SUPPLIED ENTRIES:
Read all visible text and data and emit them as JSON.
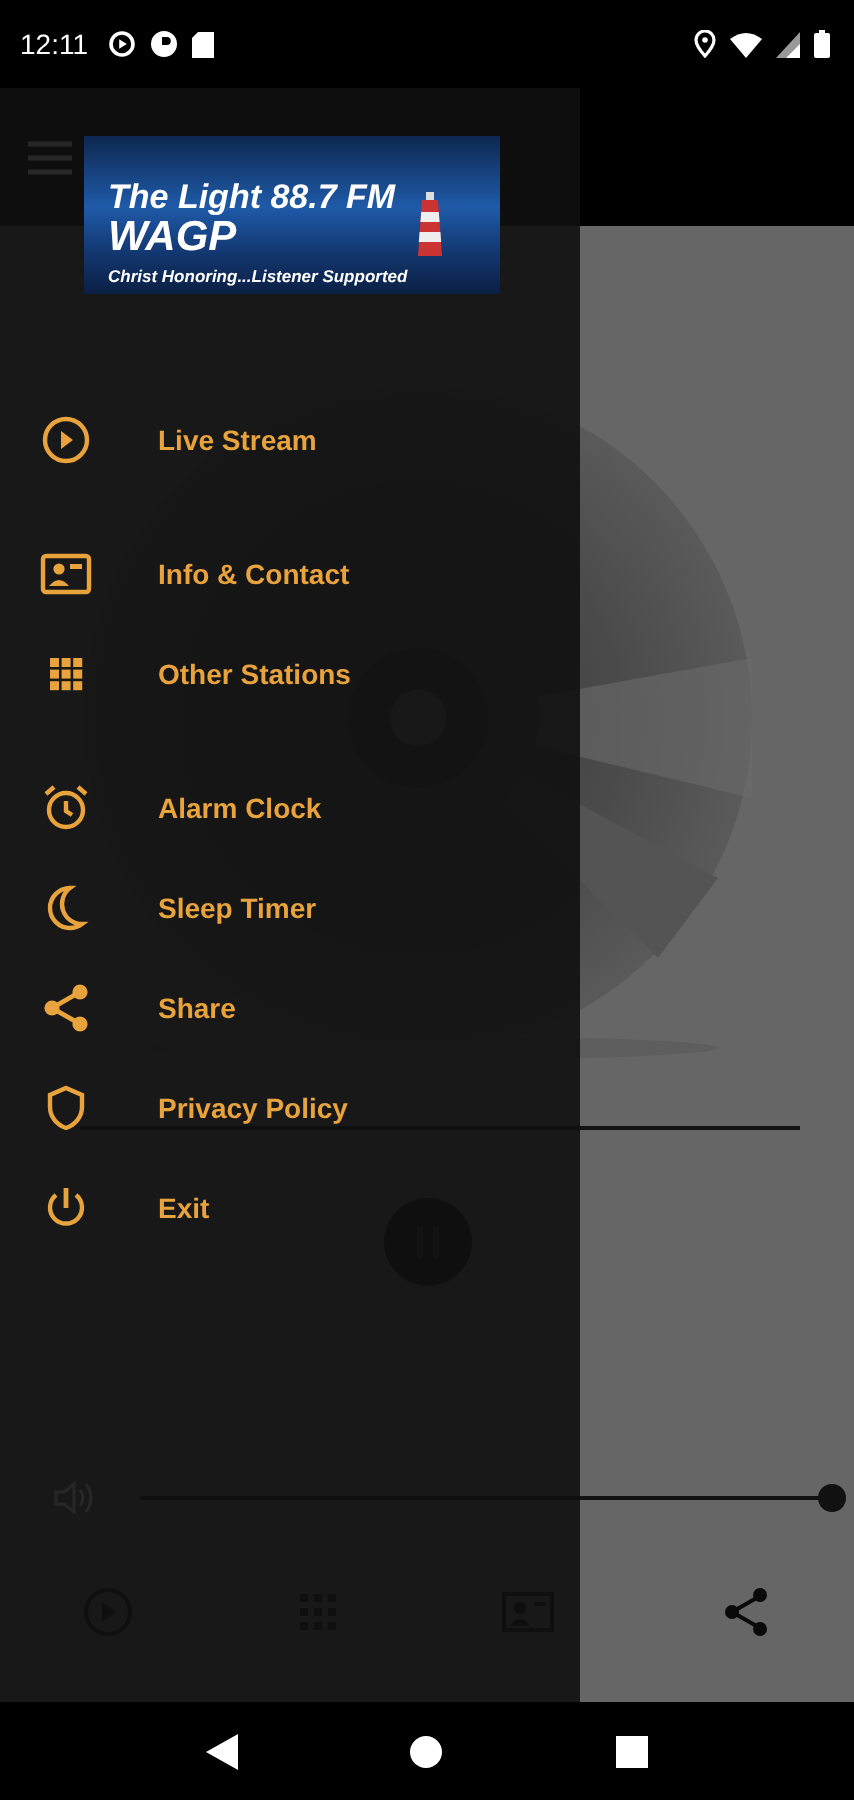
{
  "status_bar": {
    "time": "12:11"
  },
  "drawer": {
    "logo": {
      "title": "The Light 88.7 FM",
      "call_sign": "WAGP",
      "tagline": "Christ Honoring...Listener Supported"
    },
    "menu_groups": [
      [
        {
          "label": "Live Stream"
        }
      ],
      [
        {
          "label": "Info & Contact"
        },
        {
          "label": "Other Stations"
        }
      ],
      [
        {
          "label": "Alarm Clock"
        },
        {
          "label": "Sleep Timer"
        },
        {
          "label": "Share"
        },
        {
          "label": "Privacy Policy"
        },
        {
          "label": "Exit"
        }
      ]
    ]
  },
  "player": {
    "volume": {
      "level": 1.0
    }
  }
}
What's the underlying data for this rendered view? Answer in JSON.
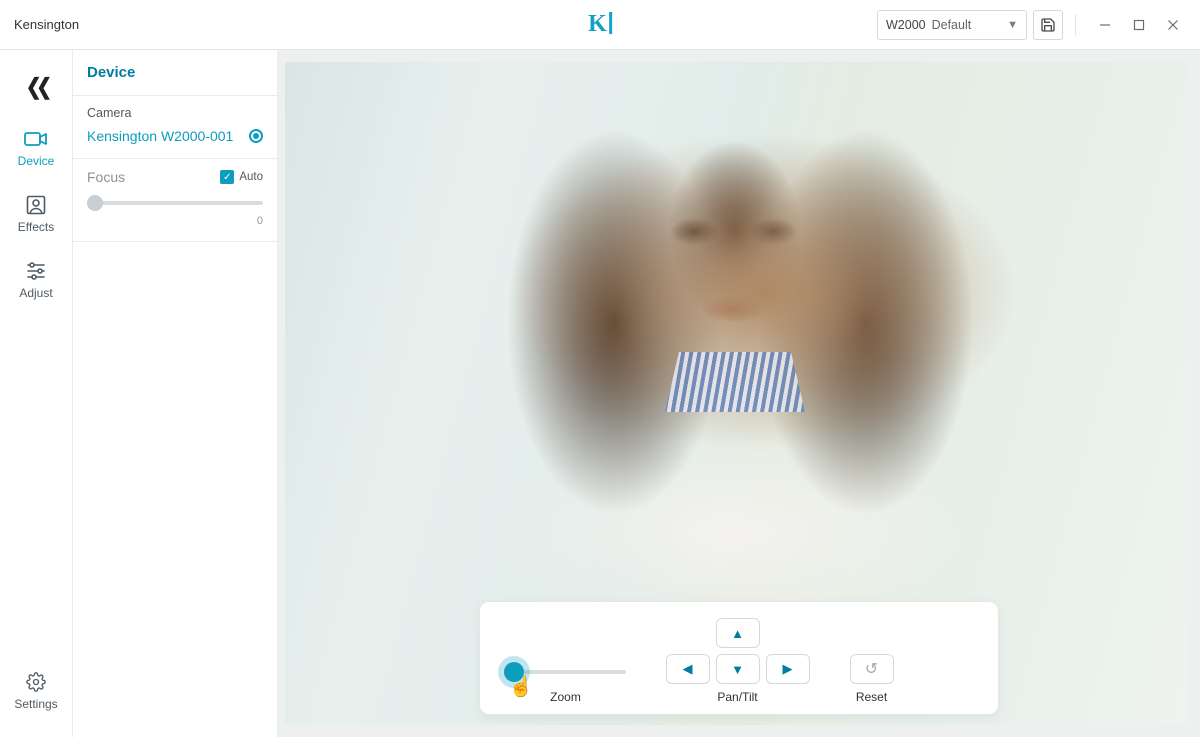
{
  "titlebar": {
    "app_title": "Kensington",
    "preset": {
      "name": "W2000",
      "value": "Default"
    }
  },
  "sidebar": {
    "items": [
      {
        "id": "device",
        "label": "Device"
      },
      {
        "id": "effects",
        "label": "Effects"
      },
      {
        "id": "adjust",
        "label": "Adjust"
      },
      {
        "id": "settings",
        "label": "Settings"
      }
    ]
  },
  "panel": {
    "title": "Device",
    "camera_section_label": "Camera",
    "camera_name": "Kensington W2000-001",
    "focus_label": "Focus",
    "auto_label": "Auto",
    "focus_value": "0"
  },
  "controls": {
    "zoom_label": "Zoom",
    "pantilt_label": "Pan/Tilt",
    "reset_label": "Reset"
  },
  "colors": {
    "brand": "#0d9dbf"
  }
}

YOUR GOAL:
From the records above, pull out every line containing the word "data".

SOLUTION TO THE EXERCISE:
Read all visible text and data and emit them as JSON.
What's the underlying data for this rendered view? Answer in JSON.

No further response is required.